Trust can also be damaged by safety incidents relating to vaccines and how these are communicated. For example, in 2017 the dengue fever vaccine Dengvaxia was found to pose a potential risk to people who had not previously been exposed to dengue after it had been administered to more than 800,000 children in the Philippines as part of a vaccination campaign targeting a severe dengue epidemic. The announcement was met with public outrage, and was followed by significantly reduced uptake of routine vaccines against other diseases recommended by the national immunisation programme, as well as of Dengvaxia.

Other values and attitudes

Social norms might be significant in affecting people’s decisions, for example in communities where vaccination is seen as the normal thing to do. Religious and philosophical beliefs and values can also influence decisions, for instance, through obligations to protect life or ideas around the purity of the body. Some are concerned that processes or materials in, or involved in the production of, some vaccines might conflict with their diet, personal values or religious teachings. Religious and animal rights organisations in the UK have issued statements to address such concerns and encourage their followers to accept vaccines when they are offered. Ideas about naturalness are sometimes invoked as a reason to reject vaccination, for example in preferences for natural immunity or for natural risks over ‘artificial’ ones.

Bounding box prediction data:
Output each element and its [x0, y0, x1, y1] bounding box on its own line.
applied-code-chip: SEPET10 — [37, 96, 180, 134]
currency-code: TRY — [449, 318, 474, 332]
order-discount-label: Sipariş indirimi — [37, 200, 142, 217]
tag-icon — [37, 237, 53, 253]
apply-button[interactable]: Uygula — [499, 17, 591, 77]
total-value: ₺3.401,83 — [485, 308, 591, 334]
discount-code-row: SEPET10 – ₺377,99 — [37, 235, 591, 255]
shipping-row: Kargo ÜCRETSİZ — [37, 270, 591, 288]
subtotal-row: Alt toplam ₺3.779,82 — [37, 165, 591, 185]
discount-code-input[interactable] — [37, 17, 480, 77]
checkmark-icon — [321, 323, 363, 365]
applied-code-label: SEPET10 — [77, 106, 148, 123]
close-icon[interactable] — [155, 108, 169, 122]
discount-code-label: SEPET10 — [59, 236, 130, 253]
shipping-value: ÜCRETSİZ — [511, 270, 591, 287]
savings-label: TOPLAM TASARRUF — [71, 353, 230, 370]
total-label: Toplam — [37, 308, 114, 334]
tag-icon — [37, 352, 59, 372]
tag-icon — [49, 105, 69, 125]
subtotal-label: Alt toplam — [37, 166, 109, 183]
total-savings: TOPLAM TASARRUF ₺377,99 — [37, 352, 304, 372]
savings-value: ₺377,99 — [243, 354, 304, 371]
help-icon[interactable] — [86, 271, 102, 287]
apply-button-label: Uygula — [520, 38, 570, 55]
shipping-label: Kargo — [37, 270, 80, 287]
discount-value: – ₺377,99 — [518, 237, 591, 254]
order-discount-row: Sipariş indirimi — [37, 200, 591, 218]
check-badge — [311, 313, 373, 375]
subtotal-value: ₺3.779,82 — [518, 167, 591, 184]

REQUIRED WORK:
A: Condense the paragraph in the passage on vaccine attitudes that begins "Social norms might be significant" into a bulleted list that keeps its main facts.
B: Answer these questions from the passage on vaccine attitudes.
(i) In what year was Dengvaxia found to pose a potential risk?
(ii) To more than how many children in the Philippines had Dengvaxia been given?
(iii) What kinds of UK organizations issued statements encouraging their followers to accept vaccines?
C: Summarize the passage on vaccine attitudes in two sentences.

RESULTS OF THE EXERCISE:
A:
- Social norms can shape decisions, as in communities where vaccination is seen as normal.
- Religious and philosophical beliefs and values can influence decisions, for instance through obligations to protect life or ideas about bodily purity.
- Some people worry that vaccine processes or materials may conflict with their diet, personal values or religious teachings.
- Religious and animal rights organizations in the UK have issued statements addressing these concerns and encouraging followers to accept vaccines when offered.
- Ideas about naturalness, such as preferring natural immunity or natural risks over "artificial" ones, are sometimes given as reasons to reject vaccination.

B:
(i) 2017
(ii) More than 800,000
(iii) Religious and animal rights organizations

C: Trust in vaccines can be damaged by safety incidents and how they are communicated, as when the 2017 finding of a potential risk from Dengvaxia in the Philippines led to public outrage and reduced uptake of routine vaccines as well as of Dengvaxia. Vaccination decisions can also be shaped by social norms, religious and philosophical beliefs, concerns about vaccine materials, and ideas about naturalness.